**Page extract:**
- - -
About spacepackets: All timecodes except CUC are UTC based. I'll have a look at this again..

robamu commented 6 months ago

You indeed found a bug. I ignored the leap second aspect for CUC. I tried a first fix here: https://egit.irs.uni-stuttgart.de/rust/spacepackets/pulls/69 .. time is complicated.

sbarral commented 6 months ago

I will be busy today but if you want I can have a look at the spacepacket's fix tomorrow. Just one think that caught my eyes in the tests' comments: there were actually leaps seconds before 1972, but these were not integer numbers. For the particular case of the 1958 epoch, however, AFAIK the number of leap seconds was indeed 0 (by design). Yes, it's all but simple...

Further rabbit hole digging material: https://github.com/skyfielders/python-skyfield/issues/679

robamu commented 6 months ago

To be honest, I am now also working on refactoring other components of the time library. The UnixTimestamp is also planned to have nanosecond precision, so other structures like the CUC timestamp can also be more easily created from a UnixTimestamp without losing subsecond precision. I'd also like to bringt the whole API more in line with all the other time APIs available, when it comes to things like naming.
- - -
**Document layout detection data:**
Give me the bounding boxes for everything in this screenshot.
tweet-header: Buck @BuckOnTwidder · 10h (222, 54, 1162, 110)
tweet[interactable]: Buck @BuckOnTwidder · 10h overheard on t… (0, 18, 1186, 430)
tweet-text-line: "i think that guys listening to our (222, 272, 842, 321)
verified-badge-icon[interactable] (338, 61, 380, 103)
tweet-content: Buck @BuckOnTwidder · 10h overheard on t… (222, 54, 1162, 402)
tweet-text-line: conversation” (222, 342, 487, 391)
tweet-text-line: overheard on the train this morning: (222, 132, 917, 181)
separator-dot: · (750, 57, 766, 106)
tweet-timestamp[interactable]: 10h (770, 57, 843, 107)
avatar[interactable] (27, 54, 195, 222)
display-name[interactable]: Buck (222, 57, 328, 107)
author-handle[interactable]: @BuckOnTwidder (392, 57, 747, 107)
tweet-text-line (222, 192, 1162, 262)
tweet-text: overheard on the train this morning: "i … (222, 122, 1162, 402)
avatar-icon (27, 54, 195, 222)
- - -
**Required tasks:**
1 - In the comment thread on timecodes, what precision is planned for the UnixTimestamp?
2 - Write the next part of the comment thread on timecodes and leap seconds, starting after its final comment.

**Task answers:**
1 - Nanosecond precision.

2 -
Incidentally, the UnixTime structure becomes almost identical to the MonotonicTime except the leap second offset with that change. In any case, I might create conversion methods to/from MonotonicTime for the UnixTime, especially if MonotonicTime goes into its own crate. Another idea I had would be to simply move the UnixTime into that new crate as the MonotonicTime struct as well, especially because those two are so similar and do not share a lot of dependencies.. But those are just some ideas and would require cooperation.

If you want to have a look at the new CucTime implementation, I would appreciate it very much. I created a PR for this here: https://github.com/us-irs/spacepackets-rs/pull/5 . I opted for an approach where the CUC time is not leap second aware (except of course methods like from_now) , and introducing a helper wrapper object which caches the leap second information and offers the API related to UNIX time handling and date time handling.

Concerning the new API: I updated the UNIX datetime API helpers to include support for the time library now as well, see here and here .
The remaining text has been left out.